#### [DATA PROVIDED]
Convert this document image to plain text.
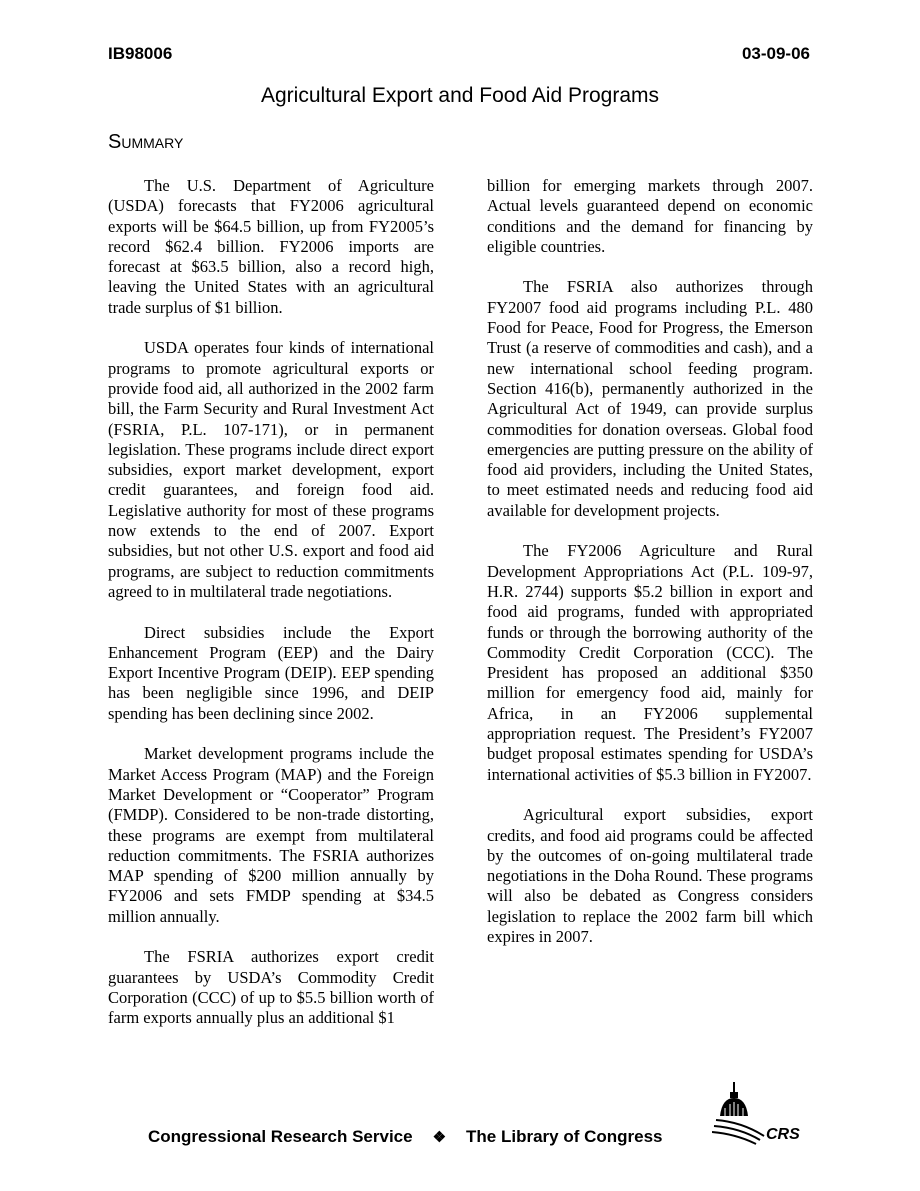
IB98006	03-09-06
Agricultural Export and Food Aid Programs
Summary

The U.S. Department of Agriculture (USDA) forecasts that FY2006 agricultural exports will be $64.5 billion, up from FY2005’s record $62.4 billion. FY2006 imports are forecast at $63.5 billion, also a record high, leaving the United States with an agricultural trade surplus of $1 billion.

USDA operates four kinds of international programs to promote agricultural exports or provide food aid, all authorized in the 2002 farm bill, the Farm Security and Rural Investment Act (FSRIA, P.L. 107-171), or in permanent legislation. These programs include direct export subsidies, export market development, export credit guarantees, and foreign food aid. Legislative authority for most of these programs now extends to the end of 2007. Export subsidies, but not other U.S. export and food aid programs, are subject to reduction commitments agreed to in multilateral trade negotiations.

Direct subsidies include the Export Enhancement Program (EEP) and the Dairy Export Incentive Program (DEIP). EEP spending has been negligible since 1996, and DEIP spending has been declining since 2002.

Market development programs include the Market Access Program (MAP) and the Foreign Market Development or “Cooperator” Program (FMDP). Considered to be non-trade distorting, these programs are exempt from multilateral reduction commitments. The FSRIA authorizes MAP spending of $200 million annually by FY2006 and sets FMDP spending at $34.5 million annually.

The FSRIA authorizes export credit guarantees by USDA’s Commodity Credit Corporation (CCC) of up to $5.5 billion worth of farm exports annually plus an additional $1

billion for emerging markets through 2007. Actual levels guaranteed depend on economic conditions and the demand for financing by eligible countries.

The FSRIA also authorizes through FY2007 food aid programs including P.L. 480 Food for Peace, Food for Progress, the Emerson Trust (a reserve of commodities and cash), and a new international school feeding program. Section 416(b), permanently authorized in the Agricultural Act of 1949, can provide surplus commodities for donation overseas. Global food emergencies are putting pressure on the ability of food aid providers, including the United States, to meet estimated needs and reducing food aid available for development projects.

The FY2006 Agriculture and Rural Development Appropriations Act (P.L. 109-97, H.R. 2744) supports $5.2 billion in export and food aid programs, funded with appropriated funds or through the borrowing authority of the Commodity Credit Corporation (CCC). The President has proposed an additional $350 million for emergency food aid, mainly for Africa, in an FY2006 supplemental appropriation request. The President’s FY2007 budget proposal estimates spending for USDA’s international activities of $5.3 billion in FY2007.

Agricultural export subsidies, export credits, and food aid programs could be affected by the outcomes of on-going multilateral trade negotiations in the Doha Round. These programs will also be debated as Congress considers legislation to replace the 2002 farm bill which expires in 2007.

Congressional Research Service ❖ The Library of Congress	CRS
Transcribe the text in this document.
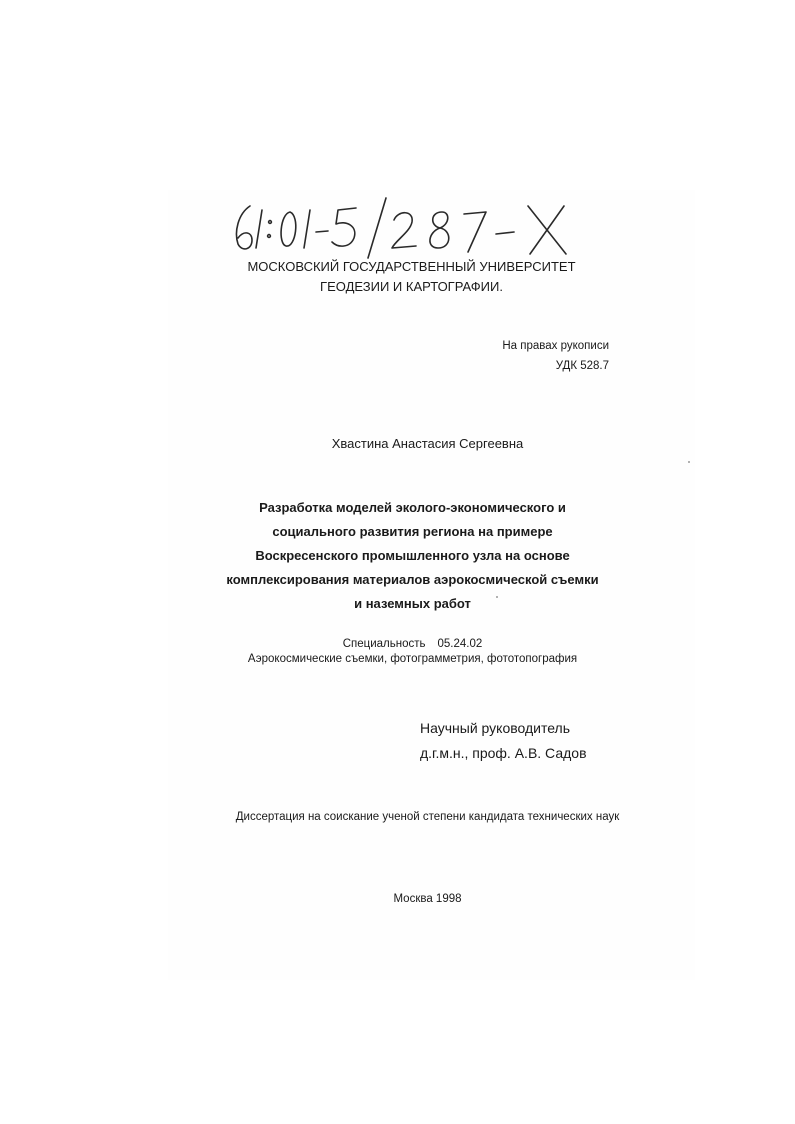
МОСКОВСКИЙ ГОСУДАРСТВЕННЫЙ УНИВЕРСИТЕТ
ГЕОДЕЗИИ И КАРТОГРАФИИ.
На правах рукописи
УДК 528.7
Хвастина Анастасия Сергеевна
Разработка моделей эколого-экономического и
социального развития региона на примере
Воскресенского промышленного узла на основе
комплексирования материалов аэрокосмической съемки
и наземных работ
Специальность 05.24.02
Аэрокосмические съемки, фотограмметрия, фототопография
Научный руководитель
д.г.м.н., проф. А.В. Садов
Диссертация на соискание ученой степени кандидата технических наук
Москва 1998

#### [STATED PROBLEM]
Select every line of the records holding the string "billion".

#### [CORRECT RESPONSE]
The U.S. Department of Agriculture (USDA) forecasts that FY2006 agricultural exports will be $64.5 billion, up from FY2005’s record $62.4 billion. FY2006 imports are forecast at $63.5 billion, also a record high, leaving the United States with an agricultural trade surplus of $1 billion.
The FSRIA authorizes export credit guarantees by USDA’s Commodity Credit Corporation (CCC) of up to $5.5 billion worth of farm exports annually plus an additional $1
billion for emerging markets through 2007. Actual levels guaranteed depend on economic conditions and the demand for financing by eligible countries.
The FY2006 Agriculture and Rural Development Appropriations Act (P.L. 109-97, H.R. 2744) supports $5.2 billion in export and food aid programs, funded with appropriated funds or through the borrowing authority of the Commodity Credit Corporation (CCC). The President has proposed an additional $350 million for emergency food aid, mainly for Africa, in an FY2006 supplemental appropriation request. The President’s FY2007 budget proposal estimates spending for USDA’s international activities of $5.3 billion in FY2007.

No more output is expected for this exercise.